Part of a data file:
=======
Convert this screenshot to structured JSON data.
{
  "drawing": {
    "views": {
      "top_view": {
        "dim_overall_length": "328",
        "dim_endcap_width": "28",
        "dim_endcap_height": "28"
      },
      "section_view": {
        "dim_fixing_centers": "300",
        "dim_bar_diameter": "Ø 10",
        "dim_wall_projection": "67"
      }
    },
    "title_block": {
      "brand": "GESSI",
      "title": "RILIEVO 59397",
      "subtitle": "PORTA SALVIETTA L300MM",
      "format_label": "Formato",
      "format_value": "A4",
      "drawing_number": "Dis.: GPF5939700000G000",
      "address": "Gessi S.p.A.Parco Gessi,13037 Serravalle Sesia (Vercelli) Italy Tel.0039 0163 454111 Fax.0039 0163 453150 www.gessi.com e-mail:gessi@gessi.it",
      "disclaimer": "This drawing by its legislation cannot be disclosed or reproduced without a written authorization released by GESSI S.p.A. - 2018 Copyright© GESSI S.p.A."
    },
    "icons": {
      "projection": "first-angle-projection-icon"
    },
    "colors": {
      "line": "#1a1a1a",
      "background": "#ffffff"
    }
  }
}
=======
Exercise description: Extract all of the data shown above and repeat it verbatim.

The completed task:
Convert this screenshot to structured JSON data.
{
  "drawing": {
    "views": {
      "top_view": {
        "dim_overall_length": "328",
        "dim_endcap_width": "28",
        "dim_endcap_height": "28"
      },
      "section_view": {
        "dim_fixing_centers": "300",
        "dim_bar_diameter": "Ø 10",
        "dim_wall_projection": "67"
      }
    },
    "title_block": {
      "brand": "GESSI",
      "title": "RILIEVO 59397",
      "subtitle": "PORTA SALVIETTA L300MM",
      "format_label": "Formato",
      "format_value": "A4",
      "drawing_number": "Dis.: GPF5939700000G000",
      "address": "Gessi S.p.A.Parco Gessi,13037 Serravalle Sesia (Vercelli) Italy Tel.0039 0163 454111 Fax.0039 0163 453150 www.gessi.com e-mail:gessi@gessi.it",
      "disclaimer": "This drawing by its legislation cannot be disclosed or reproduced without a written authorization released by GESSI S.p.A. - 2018 Copyright© GESSI S.p.A."
    },
    "icons": {
      "projection": "first-angle-projection-icon"
    },
    "colors": {
      "line": "#1a1a1a",
      "background": "#ffffff"
    }
  }
}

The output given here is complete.